What needs to be done »
Collect every line of the records below that contains the word "eSign".

The input »
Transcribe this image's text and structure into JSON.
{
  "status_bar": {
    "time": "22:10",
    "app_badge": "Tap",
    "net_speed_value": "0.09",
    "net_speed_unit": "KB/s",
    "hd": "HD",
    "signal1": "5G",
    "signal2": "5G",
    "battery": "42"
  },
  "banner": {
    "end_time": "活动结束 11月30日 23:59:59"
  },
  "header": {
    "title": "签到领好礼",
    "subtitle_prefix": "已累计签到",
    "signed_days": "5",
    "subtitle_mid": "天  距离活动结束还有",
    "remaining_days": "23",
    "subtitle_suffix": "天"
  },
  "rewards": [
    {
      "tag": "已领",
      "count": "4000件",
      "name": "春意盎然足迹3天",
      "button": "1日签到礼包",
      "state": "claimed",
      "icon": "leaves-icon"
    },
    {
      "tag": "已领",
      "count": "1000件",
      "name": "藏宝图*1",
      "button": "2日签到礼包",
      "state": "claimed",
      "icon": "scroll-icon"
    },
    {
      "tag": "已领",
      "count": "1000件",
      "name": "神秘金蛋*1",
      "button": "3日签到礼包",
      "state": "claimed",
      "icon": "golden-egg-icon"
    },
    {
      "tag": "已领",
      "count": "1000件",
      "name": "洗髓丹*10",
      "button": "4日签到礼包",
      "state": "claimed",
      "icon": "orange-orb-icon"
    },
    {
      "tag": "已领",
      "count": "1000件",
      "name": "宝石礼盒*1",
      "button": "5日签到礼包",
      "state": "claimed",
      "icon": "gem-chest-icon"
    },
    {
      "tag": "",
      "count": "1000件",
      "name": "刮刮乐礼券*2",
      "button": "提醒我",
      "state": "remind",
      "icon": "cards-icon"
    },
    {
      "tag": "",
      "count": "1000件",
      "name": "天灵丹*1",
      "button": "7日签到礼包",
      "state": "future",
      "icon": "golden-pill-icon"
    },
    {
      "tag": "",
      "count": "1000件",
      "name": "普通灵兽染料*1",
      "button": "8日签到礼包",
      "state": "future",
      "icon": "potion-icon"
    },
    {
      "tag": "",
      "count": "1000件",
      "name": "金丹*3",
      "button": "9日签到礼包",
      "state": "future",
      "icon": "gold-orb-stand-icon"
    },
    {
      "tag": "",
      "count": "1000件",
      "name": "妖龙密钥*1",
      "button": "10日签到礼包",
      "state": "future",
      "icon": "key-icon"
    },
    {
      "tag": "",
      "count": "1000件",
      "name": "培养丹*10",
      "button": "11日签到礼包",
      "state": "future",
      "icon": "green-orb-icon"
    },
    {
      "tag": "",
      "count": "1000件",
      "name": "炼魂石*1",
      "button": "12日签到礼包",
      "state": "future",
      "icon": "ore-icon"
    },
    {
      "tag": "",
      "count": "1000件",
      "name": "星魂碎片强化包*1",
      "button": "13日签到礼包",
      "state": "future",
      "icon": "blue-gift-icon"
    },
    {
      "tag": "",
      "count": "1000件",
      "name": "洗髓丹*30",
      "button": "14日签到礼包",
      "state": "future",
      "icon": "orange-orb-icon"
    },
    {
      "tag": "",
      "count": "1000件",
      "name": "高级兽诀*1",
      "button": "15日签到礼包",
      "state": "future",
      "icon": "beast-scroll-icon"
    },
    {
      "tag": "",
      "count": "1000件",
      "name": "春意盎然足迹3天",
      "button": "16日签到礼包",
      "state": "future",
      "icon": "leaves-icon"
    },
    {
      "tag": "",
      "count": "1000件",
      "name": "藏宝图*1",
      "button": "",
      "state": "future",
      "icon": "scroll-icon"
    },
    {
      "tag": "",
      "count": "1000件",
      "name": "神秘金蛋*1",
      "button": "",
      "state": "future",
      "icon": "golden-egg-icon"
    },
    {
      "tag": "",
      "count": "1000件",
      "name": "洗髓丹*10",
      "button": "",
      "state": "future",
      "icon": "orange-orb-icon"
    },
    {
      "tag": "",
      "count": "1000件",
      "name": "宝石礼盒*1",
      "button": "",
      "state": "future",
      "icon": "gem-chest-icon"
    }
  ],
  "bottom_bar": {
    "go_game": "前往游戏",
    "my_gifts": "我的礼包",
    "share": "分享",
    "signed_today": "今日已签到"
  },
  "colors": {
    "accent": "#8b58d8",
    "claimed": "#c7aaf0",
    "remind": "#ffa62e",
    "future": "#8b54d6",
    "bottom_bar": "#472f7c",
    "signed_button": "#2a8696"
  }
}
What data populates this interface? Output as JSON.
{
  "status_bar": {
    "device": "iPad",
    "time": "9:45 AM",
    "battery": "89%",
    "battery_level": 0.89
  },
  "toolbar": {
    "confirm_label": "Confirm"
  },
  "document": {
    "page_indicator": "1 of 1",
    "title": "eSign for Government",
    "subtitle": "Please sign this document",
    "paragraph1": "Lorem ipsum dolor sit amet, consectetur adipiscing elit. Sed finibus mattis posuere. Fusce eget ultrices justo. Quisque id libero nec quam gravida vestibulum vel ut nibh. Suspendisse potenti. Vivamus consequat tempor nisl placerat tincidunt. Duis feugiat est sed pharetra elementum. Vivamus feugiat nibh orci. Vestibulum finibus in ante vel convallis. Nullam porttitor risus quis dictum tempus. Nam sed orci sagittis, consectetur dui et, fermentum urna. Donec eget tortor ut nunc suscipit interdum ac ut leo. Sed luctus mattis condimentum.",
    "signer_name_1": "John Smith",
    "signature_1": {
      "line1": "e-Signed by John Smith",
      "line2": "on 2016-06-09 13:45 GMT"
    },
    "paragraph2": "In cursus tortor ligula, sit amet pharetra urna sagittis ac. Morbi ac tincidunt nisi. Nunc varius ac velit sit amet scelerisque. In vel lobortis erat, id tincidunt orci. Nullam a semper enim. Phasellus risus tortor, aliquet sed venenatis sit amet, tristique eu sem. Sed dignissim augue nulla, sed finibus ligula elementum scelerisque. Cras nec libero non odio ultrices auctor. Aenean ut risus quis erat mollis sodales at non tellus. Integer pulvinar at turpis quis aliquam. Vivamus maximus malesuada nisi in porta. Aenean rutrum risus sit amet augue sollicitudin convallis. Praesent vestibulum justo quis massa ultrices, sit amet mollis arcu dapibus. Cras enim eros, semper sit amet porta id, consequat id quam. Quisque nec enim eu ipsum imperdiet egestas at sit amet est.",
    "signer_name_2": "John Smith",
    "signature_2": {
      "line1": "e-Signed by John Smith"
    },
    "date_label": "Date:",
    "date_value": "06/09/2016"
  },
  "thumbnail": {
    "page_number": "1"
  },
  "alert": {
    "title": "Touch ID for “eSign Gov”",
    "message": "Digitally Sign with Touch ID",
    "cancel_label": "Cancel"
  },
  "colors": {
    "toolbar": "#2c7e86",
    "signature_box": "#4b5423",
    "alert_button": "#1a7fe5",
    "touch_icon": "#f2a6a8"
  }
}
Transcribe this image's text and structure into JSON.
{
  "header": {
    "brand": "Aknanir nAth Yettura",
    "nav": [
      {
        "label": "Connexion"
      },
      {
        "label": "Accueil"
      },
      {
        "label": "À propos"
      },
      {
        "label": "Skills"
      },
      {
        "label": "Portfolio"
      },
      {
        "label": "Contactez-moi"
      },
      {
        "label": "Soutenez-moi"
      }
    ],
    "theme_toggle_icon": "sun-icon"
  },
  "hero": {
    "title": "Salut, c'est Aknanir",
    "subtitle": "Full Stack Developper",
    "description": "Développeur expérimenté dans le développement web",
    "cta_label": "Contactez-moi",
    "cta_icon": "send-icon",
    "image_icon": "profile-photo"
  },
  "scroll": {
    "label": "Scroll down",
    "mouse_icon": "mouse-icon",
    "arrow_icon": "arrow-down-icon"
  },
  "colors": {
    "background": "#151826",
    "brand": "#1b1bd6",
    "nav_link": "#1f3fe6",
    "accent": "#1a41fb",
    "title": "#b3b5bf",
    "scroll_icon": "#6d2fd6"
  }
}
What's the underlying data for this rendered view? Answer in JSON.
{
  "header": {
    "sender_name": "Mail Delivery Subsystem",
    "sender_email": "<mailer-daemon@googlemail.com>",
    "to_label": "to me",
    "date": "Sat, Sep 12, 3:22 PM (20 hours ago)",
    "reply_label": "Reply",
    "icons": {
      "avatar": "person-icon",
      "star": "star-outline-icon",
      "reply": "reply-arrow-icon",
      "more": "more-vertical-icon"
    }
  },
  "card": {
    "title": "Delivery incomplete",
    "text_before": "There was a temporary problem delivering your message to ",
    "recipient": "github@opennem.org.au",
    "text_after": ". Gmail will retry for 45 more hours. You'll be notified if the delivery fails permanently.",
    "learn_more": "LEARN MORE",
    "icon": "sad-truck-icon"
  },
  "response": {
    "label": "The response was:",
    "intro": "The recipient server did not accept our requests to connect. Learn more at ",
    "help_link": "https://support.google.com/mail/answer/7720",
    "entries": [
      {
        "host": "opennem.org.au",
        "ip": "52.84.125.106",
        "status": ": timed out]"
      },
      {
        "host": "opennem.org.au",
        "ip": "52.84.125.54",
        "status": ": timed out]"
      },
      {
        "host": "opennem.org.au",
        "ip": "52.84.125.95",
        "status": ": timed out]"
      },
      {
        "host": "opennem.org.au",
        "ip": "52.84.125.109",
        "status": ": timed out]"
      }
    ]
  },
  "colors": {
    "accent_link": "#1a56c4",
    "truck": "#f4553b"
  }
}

Result of this task »
    "title": "eSign for Government",
    "title": "Touch ID for “eSign Gov”",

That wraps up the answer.